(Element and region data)
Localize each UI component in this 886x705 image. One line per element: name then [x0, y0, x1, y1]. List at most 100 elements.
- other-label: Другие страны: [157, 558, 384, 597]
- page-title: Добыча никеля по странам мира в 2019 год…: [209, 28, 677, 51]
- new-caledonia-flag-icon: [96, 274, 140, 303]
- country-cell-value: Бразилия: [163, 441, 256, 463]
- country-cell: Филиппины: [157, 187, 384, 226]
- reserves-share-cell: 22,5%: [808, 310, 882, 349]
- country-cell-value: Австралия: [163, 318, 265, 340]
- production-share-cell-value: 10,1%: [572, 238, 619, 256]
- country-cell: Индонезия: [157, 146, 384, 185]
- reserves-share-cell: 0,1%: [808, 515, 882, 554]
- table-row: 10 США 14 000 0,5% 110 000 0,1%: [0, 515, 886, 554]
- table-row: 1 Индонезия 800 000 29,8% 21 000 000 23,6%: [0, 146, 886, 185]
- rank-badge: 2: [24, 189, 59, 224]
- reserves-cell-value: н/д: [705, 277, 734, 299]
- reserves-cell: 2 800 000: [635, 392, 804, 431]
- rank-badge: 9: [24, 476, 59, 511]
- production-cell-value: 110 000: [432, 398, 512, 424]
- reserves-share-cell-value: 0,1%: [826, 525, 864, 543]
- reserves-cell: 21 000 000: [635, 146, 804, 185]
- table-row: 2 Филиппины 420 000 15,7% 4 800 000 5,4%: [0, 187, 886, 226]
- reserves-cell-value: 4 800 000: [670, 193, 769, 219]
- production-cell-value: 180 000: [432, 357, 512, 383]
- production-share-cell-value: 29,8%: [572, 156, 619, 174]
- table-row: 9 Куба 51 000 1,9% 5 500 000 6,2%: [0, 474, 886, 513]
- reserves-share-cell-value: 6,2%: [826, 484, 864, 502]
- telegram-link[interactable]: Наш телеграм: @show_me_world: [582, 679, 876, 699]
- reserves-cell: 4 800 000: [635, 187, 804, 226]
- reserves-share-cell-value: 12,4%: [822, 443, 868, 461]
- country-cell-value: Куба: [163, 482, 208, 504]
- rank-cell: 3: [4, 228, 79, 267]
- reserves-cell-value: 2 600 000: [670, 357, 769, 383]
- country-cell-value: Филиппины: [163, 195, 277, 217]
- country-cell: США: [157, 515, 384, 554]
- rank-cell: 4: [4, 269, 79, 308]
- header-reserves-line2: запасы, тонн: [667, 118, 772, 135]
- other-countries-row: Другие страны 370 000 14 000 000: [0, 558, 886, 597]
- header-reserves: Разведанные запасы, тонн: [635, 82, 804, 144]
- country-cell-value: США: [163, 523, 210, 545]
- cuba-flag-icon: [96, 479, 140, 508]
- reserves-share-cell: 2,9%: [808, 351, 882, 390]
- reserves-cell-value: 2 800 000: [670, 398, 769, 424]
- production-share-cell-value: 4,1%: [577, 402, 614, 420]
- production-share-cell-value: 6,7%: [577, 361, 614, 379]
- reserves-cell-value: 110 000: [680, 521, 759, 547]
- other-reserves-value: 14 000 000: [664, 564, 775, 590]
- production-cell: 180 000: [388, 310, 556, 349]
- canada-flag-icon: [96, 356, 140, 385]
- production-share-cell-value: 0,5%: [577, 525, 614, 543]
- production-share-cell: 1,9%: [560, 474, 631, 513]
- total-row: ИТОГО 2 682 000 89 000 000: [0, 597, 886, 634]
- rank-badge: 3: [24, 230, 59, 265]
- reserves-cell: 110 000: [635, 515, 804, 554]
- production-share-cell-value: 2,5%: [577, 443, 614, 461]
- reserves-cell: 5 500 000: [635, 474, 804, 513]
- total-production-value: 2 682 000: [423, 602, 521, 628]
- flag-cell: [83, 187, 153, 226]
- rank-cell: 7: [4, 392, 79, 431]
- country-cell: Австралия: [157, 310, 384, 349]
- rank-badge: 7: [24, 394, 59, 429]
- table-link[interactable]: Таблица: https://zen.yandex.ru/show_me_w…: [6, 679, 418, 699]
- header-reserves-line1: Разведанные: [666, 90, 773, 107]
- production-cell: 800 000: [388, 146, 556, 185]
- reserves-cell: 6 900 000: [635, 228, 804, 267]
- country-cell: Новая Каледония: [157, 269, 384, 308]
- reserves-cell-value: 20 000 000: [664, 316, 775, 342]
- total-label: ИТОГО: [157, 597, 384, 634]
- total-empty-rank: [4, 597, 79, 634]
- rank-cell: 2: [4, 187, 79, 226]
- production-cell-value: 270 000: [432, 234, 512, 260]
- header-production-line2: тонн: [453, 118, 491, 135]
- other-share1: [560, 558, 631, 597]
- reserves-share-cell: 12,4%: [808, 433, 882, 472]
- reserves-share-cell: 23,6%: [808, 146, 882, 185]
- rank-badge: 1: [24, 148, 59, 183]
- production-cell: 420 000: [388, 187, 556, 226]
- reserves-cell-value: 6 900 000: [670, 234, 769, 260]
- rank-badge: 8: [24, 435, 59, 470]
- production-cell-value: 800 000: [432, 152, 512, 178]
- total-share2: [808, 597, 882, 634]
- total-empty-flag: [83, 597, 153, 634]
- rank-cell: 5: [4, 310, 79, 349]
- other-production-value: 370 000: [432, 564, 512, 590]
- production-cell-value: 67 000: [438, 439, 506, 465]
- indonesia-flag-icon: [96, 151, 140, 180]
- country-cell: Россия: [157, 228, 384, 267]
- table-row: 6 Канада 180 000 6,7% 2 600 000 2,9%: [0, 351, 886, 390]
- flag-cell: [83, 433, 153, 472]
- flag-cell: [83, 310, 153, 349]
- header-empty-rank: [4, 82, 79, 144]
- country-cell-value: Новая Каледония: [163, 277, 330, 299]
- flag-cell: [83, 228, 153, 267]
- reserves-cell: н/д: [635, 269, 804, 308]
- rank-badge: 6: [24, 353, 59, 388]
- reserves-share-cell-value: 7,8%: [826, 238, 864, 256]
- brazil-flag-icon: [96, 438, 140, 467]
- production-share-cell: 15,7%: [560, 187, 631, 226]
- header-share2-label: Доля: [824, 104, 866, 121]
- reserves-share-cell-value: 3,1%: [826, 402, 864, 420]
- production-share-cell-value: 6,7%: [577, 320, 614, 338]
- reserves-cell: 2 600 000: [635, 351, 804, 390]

What you should do = Quote the lines above word for word, every one of them.

Task solution =
Localize each UI component in this 886x705 image. One line per element: name then [x0, y0, x1, y1]. List at most 100 elements.
- other-label: Другие страны: [157, 558, 384, 597]
- page-title: Добыча никеля по странам мира в 2019 год…: [209, 28, 677, 51]
- new-caledonia-flag-icon: [96, 274, 140, 303]
- country-cell-value: Бразилия: [163, 441, 256, 463]
- country-cell: Филиппины: [157, 187, 384, 226]
- reserves-share-cell: 22,5%: [808, 310, 882, 349]
- country-cell-value: Австралия: [163, 318, 265, 340]
- production-share-cell-value: 10,1%: [572, 238, 619, 256]
- country-cell: Индонезия: [157, 146, 384, 185]
- reserves-share-cell: 0,1%: [808, 515, 882, 554]
- table-row: 10 США 14 000 0,5% 110 000 0,1%: [0, 515, 886, 554]
- table-row: 1 Индонезия 800 000 29,8% 21 000 000 23,6%: [0, 146, 886, 185]
- rank-badge: 2: [24, 189, 59, 224]
- reserves-cell-value: н/д: [705, 277, 734, 299]
- reserves-cell: 2 800 000: [635, 392, 804, 431]
- rank-badge: 9: [24, 476, 59, 511]
- production-cell-value: 110 000: [432, 398, 512, 424]
- reserves-share-cell-value: 0,1%: [826, 525, 864, 543]
- reserves-cell: 21 000 000: [635, 146, 804, 185]
- table-row: 2 Филиппины 420 000 15,7% 4 800 000 5,4%: [0, 187, 886, 226]
- reserves-cell-value: 4 800 000: [670, 193, 769, 219]
- production-cell-value: 180 000: [432, 357, 512, 383]
- production-share-cell-value: 29,8%: [572, 156, 619, 174]
- table-row: 9 Куба 51 000 1,9% 5 500 000 6,2%: [0, 474, 886, 513]
- reserves-share-cell-value: 6,2%: [826, 484, 864, 502]
- telegram-link[interactable]: Наш телеграм: @show_me_world: [582, 679, 876, 699]
- reserves-cell: 4 800 000: [635, 187, 804, 226]
- reserves-share-cell-value: 12,4%: [822, 443, 868, 461]
- country-cell-value: Куба: [163, 482, 208, 504]
- rank-cell: 3: [4, 228, 79, 267]
- reserves-cell-value: 2 600 000: [670, 357, 769, 383]
- country-cell-value: Филиппины: [163, 195, 277, 217]
- country-cell: США: [157, 515, 384, 554]
- rank-cell: 4: [4, 269, 79, 308]
- header-reserves-line2: запасы, тонн: [667, 118, 772, 135]
- other-countries-row: Другие страны 370 000 14 000 000: [0, 558, 886, 597]
- header-reserves: Разведанные запасы, тонн: [635, 82, 804, 144]
- country-cell-value: США: [163, 523, 210, 545]
- cuba-flag-icon: [96, 479, 140, 508]
- reserves-share-cell: 2,9%: [808, 351, 882, 390]
- reserves-cell-value: 2 800 000: [670, 398, 769, 424]
- production-share-cell-value: 4,1%: [577, 402, 614, 420]
- production-share-cell-value: 6,7%: [577, 361, 614, 379]
- reserves-cell-value: 110 000: [680, 521, 759, 547]
- other-reserves-value: 14 000 000: [664, 564, 775, 590]
- production-cell: 180 000: [388, 310, 556, 349]
- canada-flag-icon: [96, 356, 140, 385]
- production-share-cell-value: 0,5%: [577, 525, 614, 543]
- production-share-cell: 1,9%: [560, 474, 631, 513]
- total-row: ИТОГО 2 682 000 89 000 000: [0, 597, 886, 634]
- rank-badge: 3: [24, 230, 59, 265]
- reserves-cell: 110 000: [635, 515, 804, 554]
- production-share-cell-value: 2,5%: [577, 443, 614, 461]
- reserves-cell: 5 500 000: [635, 474, 804, 513]
- total-production-value: 2 682 000: [423, 602, 521, 628]
- flag-cell: [83, 187, 153, 226]
- rank-cell: 7: [4, 392, 79, 431]
- country-cell: Австралия: [157, 310, 384, 349]
- rank-badge: 7: [24, 394, 59, 429]
- table-link[interactable]: Таблица: https://zen.yandex.ru/show_me_w…: [6, 679, 418, 699]
- header-reserves-line1: Разведанные: [666, 90, 773, 107]
- production-cell: 800 000: [388, 146, 556, 185]
- reserves-cell: 6 900 000: [635, 228, 804, 267]
- country-cell: Новая Каледония: [157, 269, 384, 308]
- reserves-cell-value: 20 000 000: [664, 316, 775, 342]
- total-label: ИТОГО: [157, 597, 384, 634]
- total-empty-rank: [4, 597, 79, 634]
- rank-cell: 2: [4, 187, 79, 226]
- production-cell-value: 270 000: [432, 234, 512, 260]
- header-production-line2: тонн: [453, 118, 491, 135]
- other-share1: [560, 558, 631, 597]
- reserves-share-cell: 12,4%: [808, 433, 882, 472]
- reserves-share-cell: 23,6%: [808, 146, 882, 185]
- rank-badge: 1: [24, 148, 59, 183]
- production-cell: 420 000: [388, 187, 556, 226]
- reserves-cell-value: 6 900 000: [670, 234, 769, 260]
- rank-badge: 8: [24, 435, 59, 470]
- production-cell-value: 800 000: [432, 152, 512, 178]
- total-share2: [808, 597, 882, 634]
- total-empty-flag: [83, 597, 153, 634]
- rank-cell: 5: [4, 310, 79, 349]
- other-production-value: 370 000: [432, 564, 512, 590]
- production-cell-value: 67 000: [438, 439, 506, 465]
- indonesia-flag-icon: [96, 151, 140, 180]
- country-cell: Россия: [157, 228, 384, 267]
- table-row: 6 Канада 180 000 6,7% 2 600 000 2,9%: [0, 351, 886, 390]
- flag-cell: [83, 433, 153, 472]
- flag-cell: [83, 310, 153, 349]
- header-empty-rank: [4, 82, 79, 144]
- country-cell-value: Новая Каледония: [163, 277, 330, 299]
- flag-cell: [83, 228, 153, 267]
- reserves-cell: н/д: [635, 269, 804, 308]
- rank-badge: 6: [24, 353, 59, 388]
- reserves-share-cell-value: 7,8%: [826, 238, 864, 256]
- brazil-flag-icon: [96, 438, 140, 467]
- production-share-cell: 15,7%: [560, 187, 631, 226]
- header-share2-label: Доля: [824, 104, 866, 121]
- reserves-share-cell-value: 3,1%: [826, 402, 864, 420]
- production-share-cell-value: 6,7%: [577, 320, 614, 338]
- reserves-cell: 2 600 000: [635, 351, 804, 390]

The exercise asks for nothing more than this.